## Task description
Report, word for word, every line of the material that contains "Model".
── Input data ──
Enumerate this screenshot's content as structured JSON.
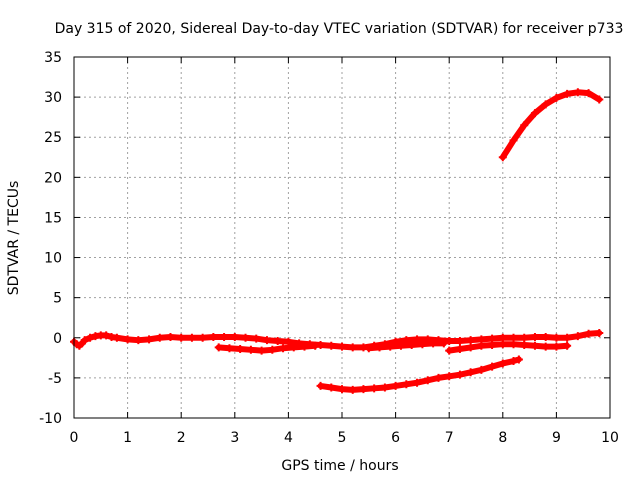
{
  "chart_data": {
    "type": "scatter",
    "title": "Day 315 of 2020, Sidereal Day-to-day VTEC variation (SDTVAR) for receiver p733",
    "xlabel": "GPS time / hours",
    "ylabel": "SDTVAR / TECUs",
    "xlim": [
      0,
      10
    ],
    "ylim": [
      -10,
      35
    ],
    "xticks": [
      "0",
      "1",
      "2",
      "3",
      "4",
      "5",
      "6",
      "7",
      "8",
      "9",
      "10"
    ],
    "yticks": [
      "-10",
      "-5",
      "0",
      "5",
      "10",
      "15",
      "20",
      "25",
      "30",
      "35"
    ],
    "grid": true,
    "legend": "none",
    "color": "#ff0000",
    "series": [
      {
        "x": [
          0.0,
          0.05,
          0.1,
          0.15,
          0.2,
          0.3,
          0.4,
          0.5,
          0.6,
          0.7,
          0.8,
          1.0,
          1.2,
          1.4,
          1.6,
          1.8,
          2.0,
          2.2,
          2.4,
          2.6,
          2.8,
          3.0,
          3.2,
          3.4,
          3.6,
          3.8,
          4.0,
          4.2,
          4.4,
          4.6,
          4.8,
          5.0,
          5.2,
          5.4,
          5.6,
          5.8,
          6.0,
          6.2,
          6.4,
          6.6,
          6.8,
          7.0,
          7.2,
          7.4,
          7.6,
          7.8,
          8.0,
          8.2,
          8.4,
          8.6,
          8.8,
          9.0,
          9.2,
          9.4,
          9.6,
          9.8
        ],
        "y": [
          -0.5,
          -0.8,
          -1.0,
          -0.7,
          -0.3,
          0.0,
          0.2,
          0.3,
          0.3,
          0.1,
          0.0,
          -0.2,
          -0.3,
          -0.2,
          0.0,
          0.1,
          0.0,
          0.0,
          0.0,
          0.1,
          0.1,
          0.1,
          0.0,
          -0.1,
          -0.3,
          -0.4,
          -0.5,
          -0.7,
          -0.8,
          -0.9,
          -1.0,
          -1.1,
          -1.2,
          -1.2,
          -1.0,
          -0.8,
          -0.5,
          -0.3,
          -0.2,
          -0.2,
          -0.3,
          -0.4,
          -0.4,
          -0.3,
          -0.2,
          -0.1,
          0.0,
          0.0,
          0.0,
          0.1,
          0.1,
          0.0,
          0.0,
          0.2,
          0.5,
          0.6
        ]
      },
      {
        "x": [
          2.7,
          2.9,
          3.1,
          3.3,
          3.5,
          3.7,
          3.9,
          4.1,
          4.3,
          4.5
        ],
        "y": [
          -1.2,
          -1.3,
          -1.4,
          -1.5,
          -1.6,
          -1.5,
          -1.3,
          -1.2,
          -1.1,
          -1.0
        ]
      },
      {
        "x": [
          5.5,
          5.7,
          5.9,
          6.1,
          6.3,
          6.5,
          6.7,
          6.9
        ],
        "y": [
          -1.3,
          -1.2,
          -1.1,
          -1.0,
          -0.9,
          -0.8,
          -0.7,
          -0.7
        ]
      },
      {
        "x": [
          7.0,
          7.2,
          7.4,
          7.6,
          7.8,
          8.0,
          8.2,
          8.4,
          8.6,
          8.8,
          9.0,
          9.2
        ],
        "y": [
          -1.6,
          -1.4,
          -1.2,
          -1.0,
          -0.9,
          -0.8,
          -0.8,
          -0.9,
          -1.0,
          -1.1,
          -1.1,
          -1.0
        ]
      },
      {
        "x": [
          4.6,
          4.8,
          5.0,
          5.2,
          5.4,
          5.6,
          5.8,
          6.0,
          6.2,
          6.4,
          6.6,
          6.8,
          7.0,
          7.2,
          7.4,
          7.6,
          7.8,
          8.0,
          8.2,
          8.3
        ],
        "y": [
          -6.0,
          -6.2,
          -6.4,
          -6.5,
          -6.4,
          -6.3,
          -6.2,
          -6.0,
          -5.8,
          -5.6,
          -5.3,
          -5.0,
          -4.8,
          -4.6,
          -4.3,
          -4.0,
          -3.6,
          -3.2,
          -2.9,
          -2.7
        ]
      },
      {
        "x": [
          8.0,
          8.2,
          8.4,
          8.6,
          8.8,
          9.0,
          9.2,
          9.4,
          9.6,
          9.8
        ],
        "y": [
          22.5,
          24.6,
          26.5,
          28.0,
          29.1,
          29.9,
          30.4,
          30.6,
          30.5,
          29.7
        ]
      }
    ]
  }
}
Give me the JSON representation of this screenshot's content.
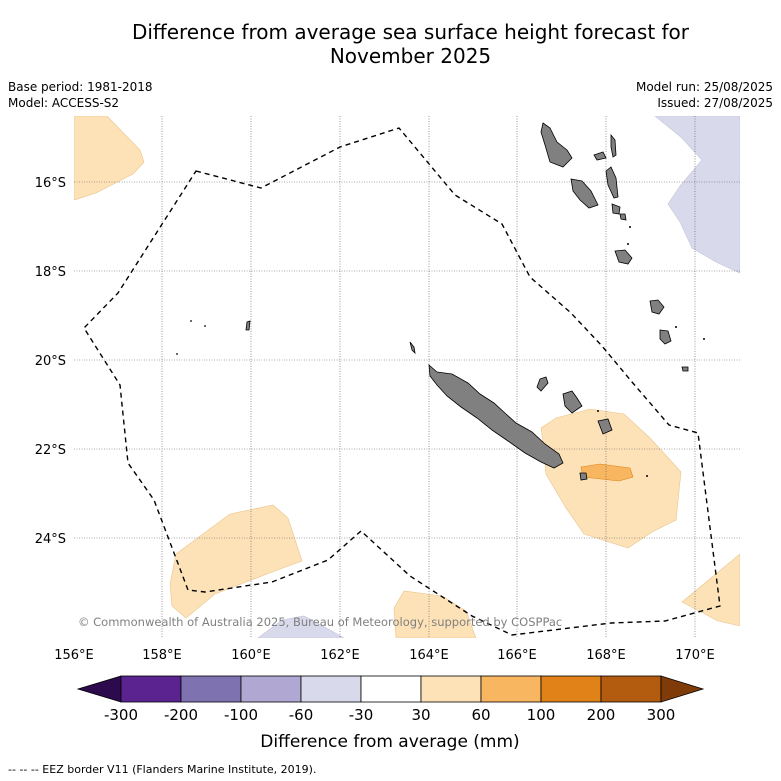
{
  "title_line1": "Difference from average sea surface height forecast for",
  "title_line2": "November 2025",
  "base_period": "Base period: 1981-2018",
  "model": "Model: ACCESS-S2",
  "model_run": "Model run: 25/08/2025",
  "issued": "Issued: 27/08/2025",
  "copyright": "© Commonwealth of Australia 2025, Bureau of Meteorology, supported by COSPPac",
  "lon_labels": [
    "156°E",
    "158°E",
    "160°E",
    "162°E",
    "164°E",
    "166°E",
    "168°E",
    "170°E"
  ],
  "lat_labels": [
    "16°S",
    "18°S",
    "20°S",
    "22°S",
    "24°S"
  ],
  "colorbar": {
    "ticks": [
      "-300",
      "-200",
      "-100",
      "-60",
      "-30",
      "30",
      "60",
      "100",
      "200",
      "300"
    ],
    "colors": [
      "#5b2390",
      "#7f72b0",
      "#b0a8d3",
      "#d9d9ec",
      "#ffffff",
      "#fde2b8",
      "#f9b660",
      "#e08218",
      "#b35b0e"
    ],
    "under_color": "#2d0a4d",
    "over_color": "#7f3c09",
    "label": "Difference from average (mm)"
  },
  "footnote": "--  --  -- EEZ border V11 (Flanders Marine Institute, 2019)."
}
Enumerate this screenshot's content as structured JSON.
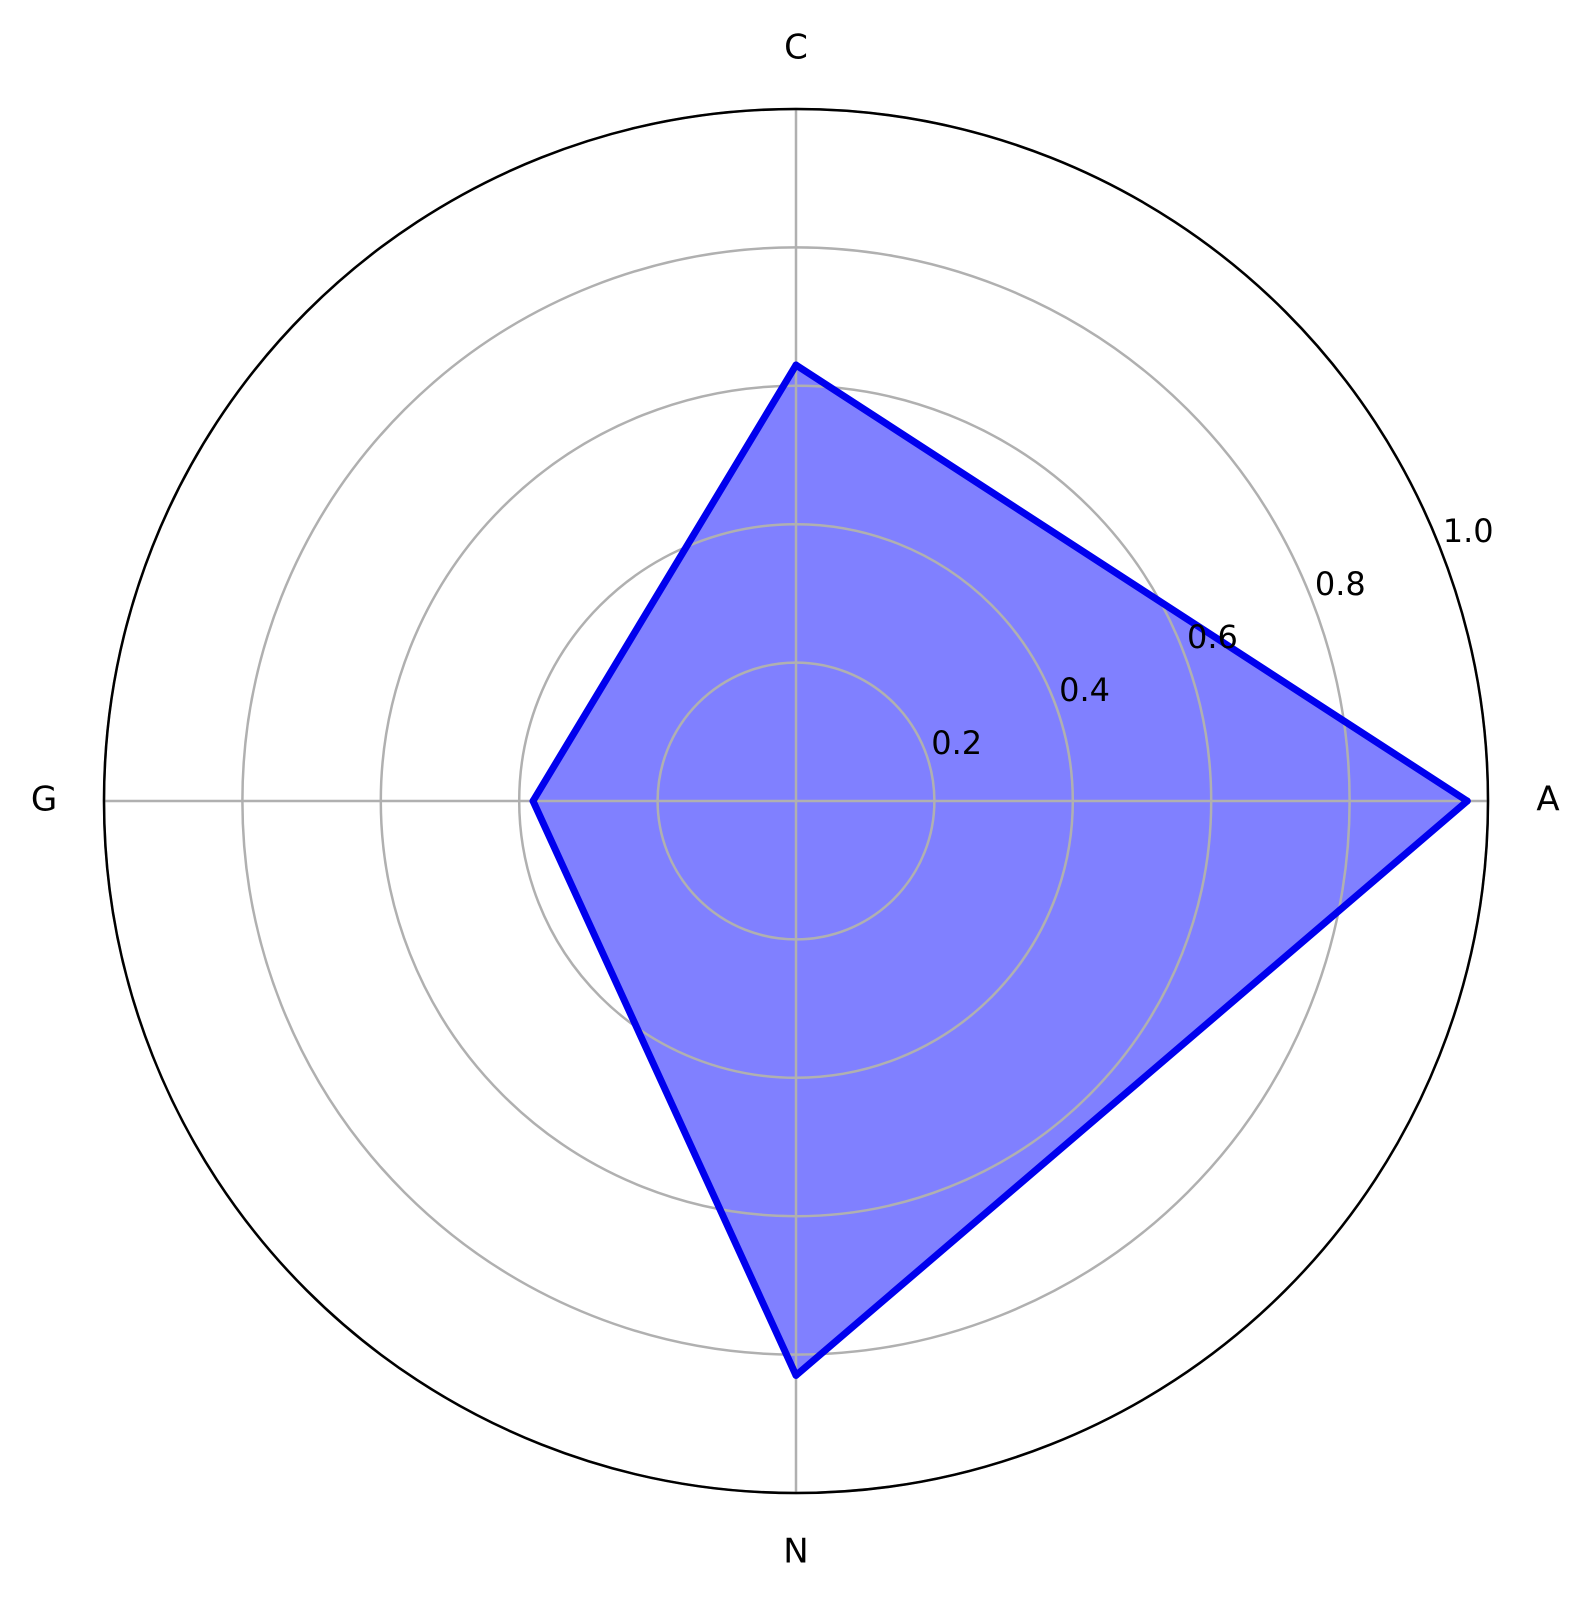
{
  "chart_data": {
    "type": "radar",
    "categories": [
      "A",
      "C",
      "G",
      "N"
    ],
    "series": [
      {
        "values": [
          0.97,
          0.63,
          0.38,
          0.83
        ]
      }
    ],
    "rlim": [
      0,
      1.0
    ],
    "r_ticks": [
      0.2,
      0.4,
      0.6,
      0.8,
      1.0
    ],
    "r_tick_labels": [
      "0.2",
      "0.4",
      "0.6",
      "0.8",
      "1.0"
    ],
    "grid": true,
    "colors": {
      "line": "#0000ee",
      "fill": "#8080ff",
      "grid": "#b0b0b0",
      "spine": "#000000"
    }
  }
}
───
## Solution to this exercise
  "model": "Model: ACCESS-S2",
  "model_run": "Model run: 25/08/2025",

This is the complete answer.